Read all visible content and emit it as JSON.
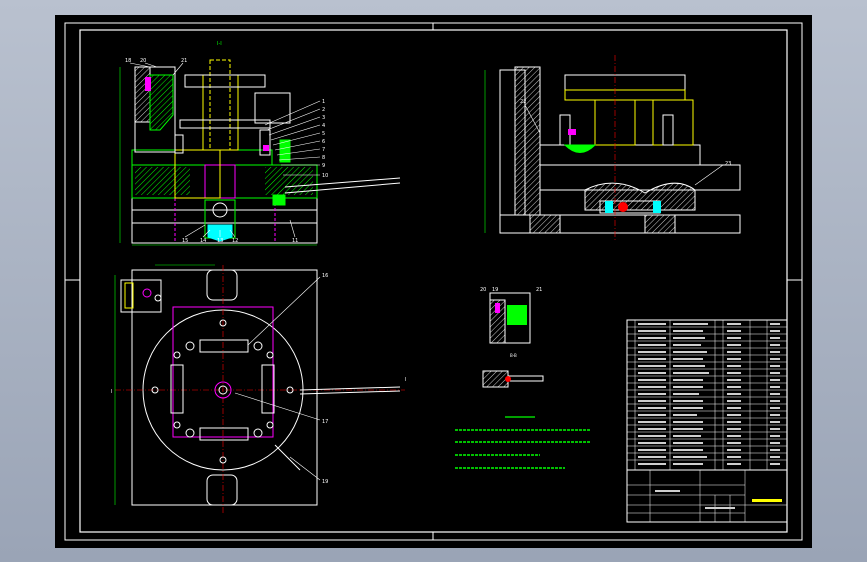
{
  "drawing": {
    "labels": {
      "section_top": "I-I",
      "callout_18": "18",
      "callout_20": "20",
      "callout_21": "21",
      "callout_1": "1",
      "callout_2": "2",
      "callout_3": "3",
      "callout_4": "4",
      "callout_5": "5",
      "callout_6": "6",
      "callout_7": "7",
      "callout_8": "8",
      "callout_9": "9",
      "callout_10": "10",
      "callout_11": "11",
      "callout_12": "12",
      "callout_13": "13",
      "callout_14": "14",
      "callout_15": "15",
      "callout_16": "16",
      "callout_17": "17",
      "callout_19": "19",
      "callout_22": "22",
      "callout_23": "23",
      "detail_20": "20",
      "detail_19": "19",
      "detail_21": "21",
      "detail_section": "B-B",
      "section_mark_left": "I",
      "section_mark_right": "I"
    },
    "colors": {
      "background": "#000000",
      "line_white": "#ffffff",
      "line_yellow": "#ffff00",
      "line_green": "#00ff00",
      "line_cyan": "#00ffff",
      "line_magenta": "#ff00ff",
      "line_red": "#ff0000"
    }
  }
}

_ _ _

- [What the task requires] All preceding records should be duplicated verbatim, images excepted.

- [Answer below]
Read all visible content and emit it as JSON.
{
  "drawing": {
    "labels": {
      "section_top": "I-I",
      "callout_18": "18",
      "callout_20": "20",
      "callout_21": "21",
      "callout_1": "1",
      "callout_2": "2",
      "callout_3": "3",
      "callout_4": "4",
      "callout_5": "5",
      "callout_6": "6",
      "callout_7": "7",
      "callout_8": "8",
      "callout_9": "9",
      "callout_10": "10",
      "callout_11": "11",
      "callout_12": "12",
      "callout_13": "13",
      "callout_14": "14",
      "callout_15": "15",
      "callout_16": "16",
      "callout_17": "17",
      "callout_19": "19",
      "callout_22": "22",
      "callout_23": "23",
      "detail_20": "20",
      "detail_19": "19",
      "detail_21": "21",
      "detail_section": "B-B",
      "section_mark_left": "I",
      "section_mark_right": "I"
    },
    "colors": {
      "background": "#000000",
      "line_white": "#ffffff",
      "line_yellow": "#ffff00",
      "line_green": "#00ff00",
      "line_cyan": "#00ffff",
      "line_magenta": "#ff00ff",
      "line_red": "#ff0000"
    }
  }
}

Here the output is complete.